■ **SUPPLIED DATA**
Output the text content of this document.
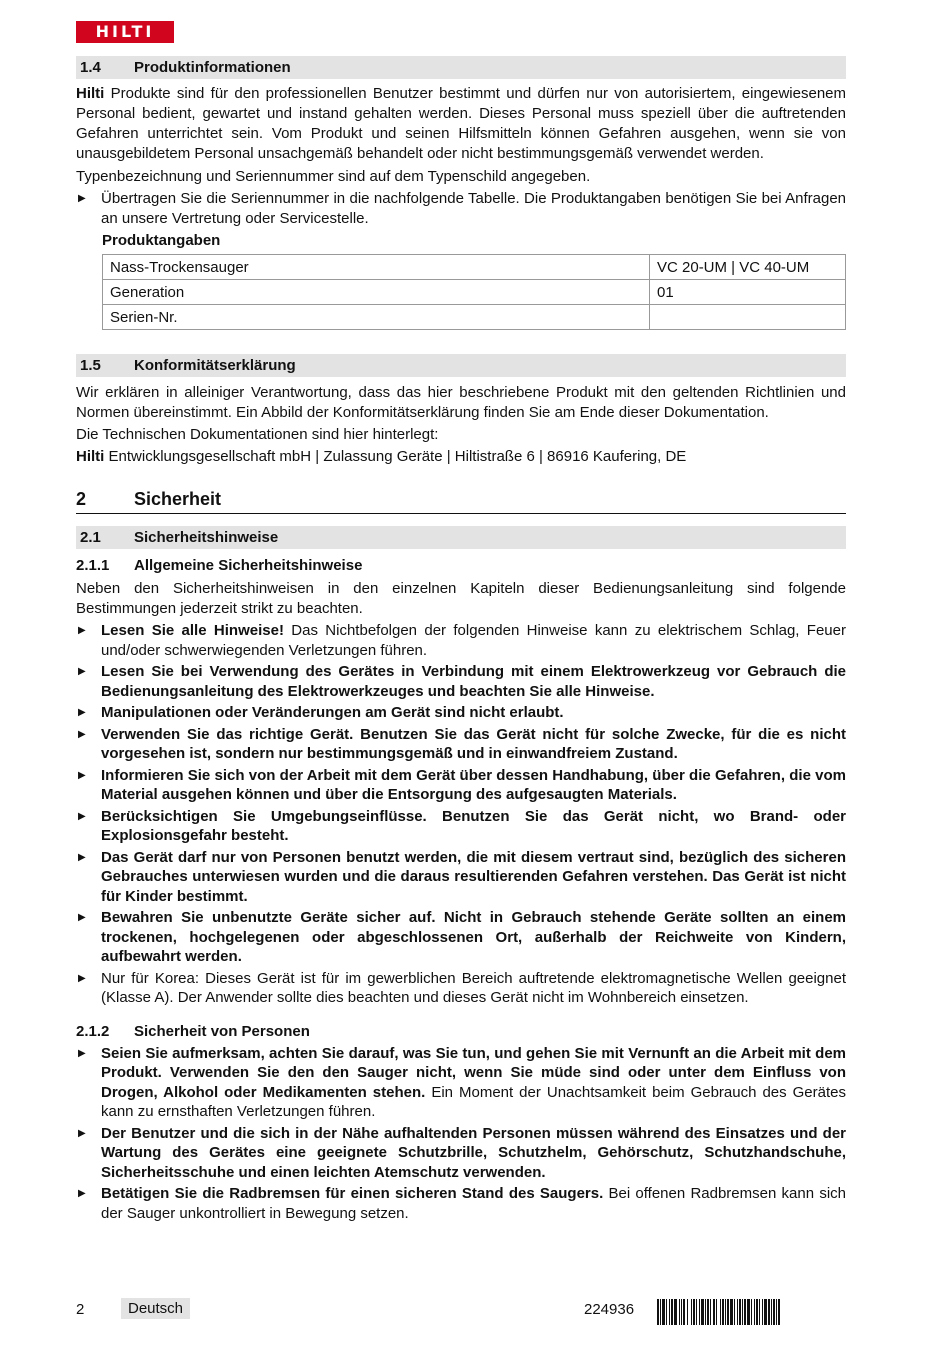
HILTI
1.4	Produktinformationen

Hilti Produkte sind für den professionellen Benutzer bestimmt und dürfen nur von autorisiertem, eingewiesenem Personal bedient, gewartet und instand gehalten werden. Dieses Personal muss speziell über die auftretenden Gefahren unterrichtet sein. Vom Produkt und seinen Hilfsmitteln können Gefahren ausgehen, wenn sie von unausgebildetem Personal unsachgemäß behandelt oder nicht bestimmungsgemäß verwendet werden.

Typenbezeichnung und Seriennummer sind auf dem Typenschild angegeben.

▶ Übertragen Sie die Seriennummer in die nachfolgende Tabelle. Die Produktangaben benötigen Sie bei Anfragen an unsere Vertretung oder Servicestelle.
Produktangaben
Nass-Trockensauger	VC 20-UM | VC 40-UM
Generation	01
Serien-Nr.	
1.5	Konformitätserklärung

Wir erklären in alleiniger Verantwortung, dass das hier beschriebene Produkt mit den geltenden Richtlinien und Normen übereinstimmt. Ein Abbild der Konformitätserklärung finden Sie am Ende dieser Dokumentation.

Die Technischen Dokumentationen sind hier hinterlegt:

Hilti Entwicklungsgesellschaft mbH | Zulassung Geräte | Hiltistraße 6 | 86916 Kaufering, DE

2	Sicherheit
2.1	Sicherheitshinweise
2.1.1	Allgemeine Sicherheitshinweise

Neben den Sicherheitshinweisen in den einzelnen Kapiteln dieser Bedienungsanleitung sind folgende Bestimmungen jederzeit strikt zu beachten.

▶ Lesen Sie alle Hinweise! Das Nichtbefolgen der folgenden Hinweise kann zu elektrischem Schlag, Feuer und/oder schwerwiegenden Verletzungen führen.
▶ Lesen Sie bei Verwendung des Gerätes in Verbindung mit einem Elektrowerkzeug vor Gebrauch die Bedienungsanleitung des Elektrowerkzeuges und beachten Sie alle Hinweise.
▶ Manipulationen oder Veränderungen am Gerät sind nicht erlaubt.
▶ Verwenden Sie das richtige Gerät. Benutzen Sie das Gerät nicht für solche Zwecke, für die es nicht vorgesehen ist, sondern nur bestimmungsgemäß und in einwandfreiem Zustand.
▶ Informieren Sie sich von der Arbeit mit dem Gerät über dessen Handhabung, über die Gefahren, die vom Material ausgehen können und über die Entsorgung des aufgesaugten Materials.
▶ Berücksichtigen Sie Umgebungseinflüsse. Benutzen Sie das Gerät nicht, wo Brand- oder Explosionsgefahr besteht.
▶ Das Gerät darf nur von Personen benutzt werden, die mit diesem vertraut sind, bezüglich des sicheren Gebrauches unterwiesen wurden und die daraus resultierenden Gefahren verstehen. Das Gerät ist nicht für Kinder bestimmt.
▶ Bewahren Sie unbenutzte Geräte sicher auf. Nicht in Gebrauch stehende Geräte sollten an einem trockenen, hochgelegenen oder abgeschlossenen Ort, außerhalb der Reichweite von Kindern, aufbewahrt werden.
▶ Nur für Korea: Dieses Gerät ist für im gewerblichen Bereich auftretende elektromagnetische Wellen geeignet (Klasse A). Der Anwender sollte dies beachten und dieses Gerät nicht im Wohnbereich einsetzen.
2.1.2	Sicherheit von Personen
▶ Seien Sie aufmerksam, achten Sie darauf, was Sie tun, und gehen Sie mit Vernunft an die Arbeit mit dem Produkt. Verwenden Sie den den Sauger nicht, wenn Sie müde sind oder unter dem Einfluss von Drogen, Alkohol oder Medikamenten stehen. Ein Moment der Unachtsamkeit beim Gebrauch des Gerätes kann zu ernsthaften Verletzungen führen.
▶ Der Benutzer und die sich in der Nähe aufhaltenden Personen müssen während des Einsatzes und der Wartung des Gerätes eine geeignete Schutzbrille, Schutzhelm, Gehörschutz, Schutzhandschuhe, Sicherheitsschuhe und einen leichten Atemschutz verwenden.
▶ Betätigen Sie die Radbremsen für einen sicheren Stand des Saugers. Bei offenen Radbremsen kann sich der Sauger unkontrolliert in Bewegung setzen.
2	Deutsch	224936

■ **YOUR INSTRUCTIONS**
Pictures are excluded; copy every other part of the records exactly.

■ **ANSWER TO THE PROBLEM**
Output the text content of this document.
HILTI
1.4	Produktinformationen

Hilti Produkte sind für den professionellen Benutzer bestimmt und dürfen nur von autorisiertem, eingewiesenem Personal bedient, gewartet und instand gehalten werden. Dieses Personal muss speziell über die auftretenden Gefahren unterrichtet sein. Vom Produkt und seinen Hilfsmitteln können Gefahren ausgehen, wenn sie von unausgebildetem Personal unsachgemäß behandelt oder nicht bestimmungsgemäß verwendet werden.

Typenbezeichnung und Seriennummer sind auf dem Typenschild angegeben.

▶ Übertragen Sie die Seriennummer in die nachfolgende Tabelle. Die Produktangaben benötigen Sie bei Anfragen an unsere Vertretung oder Servicestelle.
Produktangaben
Nass-Trockensauger	VC 20-UM | VC 40-UM
Generation	01
Serien-Nr.	
1.5	Konformitätserklärung

Wir erklären in alleiniger Verantwortung, dass das hier beschriebene Produkt mit den geltenden Richtlinien und Normen übereinstimmt. Ein Abbild der Konformitätserklärung finden Sie am Ende dieser Dokumentation.

Die Technischen Dokumentationen sind hier hinterlegt:

Hilti Entwicklungsgesellschaft mbH | Zulassung Geräte | Hiltistraße 6 | 86916 Kaufering, DE

2	Sicherheit
2.1	Sicherheitshinweise
2.1.1	Allgemeine Sicherheitshinweise

Neben den Sicherheitshinweisen in den einzelnen Kapiteln dieser Bedienungsanleitung sind folgende Bestimmungen jederzeit strikt zu beachten.

▶ Lesen Sie alle Hinweise! Das Nichtbefolgen der folgenden Hinweise kann zu elektrischem Schlag, Feuer und/oder schwerwiegenden Verletzungen führen.
▶ Lesen Sie bei Verwendung des Gerätes in Verbindung mit einem Elektrowerkzeug vor Gebrauch die Bedienungsanleitung des Elektrowerkzeuges und beachten Sie alle Hinweise.
▶ Manipulationen oder Veränderungen am Gerät sind nicht erlaubt.
▶ Verwenden Sie das richtige Gerät. Benutzen Sie das Gerät nicht für solche Zwecke, für die es nicht vorgesehen ist, sondern nur bestimmungsgemäß und in einwandfreiem Zustand.
▶ Informieren Sie sich von der Arbeit mit dem Gerät über dessen Handhabung, über die Gefahren, die vom Material ausgehen können und über die Entsorgung des aufgesaugten Materials.
▶ Berücksichtigen Sie Umgebungseinflüsse. Benutzen Sie das Gerät nicht, wo Brand- oder Explosionsgefahr besteht.
▶ Das Gerät darf nur von Personen benutzt werden, die mit diesem vertraut sind, bezüglich des sicheren Gebrauches unterwiesen wurden und die daraus resultierenden Gefahren verstehen. Das Gerät ist nicht für Kinder bestimmt.
▶ Bewahren Sie unbenutzte Geräte sicher auf. Nicht in Gebrauch stehende Geräte sollten an einem trockenen, hochgelegenen oder abgeschlossenen Ort, außerhalb der Reichweite von Kindern, aufbewahrt werden.
▶ Nur für Korea: Dieses Gerät ist für im gewerblichen Bereich auftretende elektromagnetische Wellen geeignet (Klasse A). Der Anwender sollte dies beachten und dieses Gerät nicht im Wohnbereich einsetzen.
2.1.2	Sicherheit von Personen
▶ Seien Sie aufmerksam, achten Sie darauf, was Sie tun, und gehen Sie mit Vernunft an die Arbeit mit dem Produkt. Verwenden Sie den den Sauger nicht, wenn Sie müde sind oder unter dem Einfluss von Drogen, Alkohol oder Medikamenten stehen. Ein Moment der Unachtsamkeit beim Gebrauch des Gerätes kann zu ernsthaften Verletzungen führen.
▶ Der Benutzer und die sich in der Nähe aufhaltenden Personen müssen während des Einsatzes und der Wartung des Gerätes eine geeignete Schutzbrille, Schutzhelm, Gehörschutz, Schutzhandschuhe, Sicherheitsschuhe und einen leichten Atemschutz verwenden.
▶ Betätigen Sie die Radbremsen für einen sicheren Stand des Saugers. Bei offenen Radbremsen kann sich der Sauger unkontrolliert in Bewegung setzen.
2	Deutsch	224936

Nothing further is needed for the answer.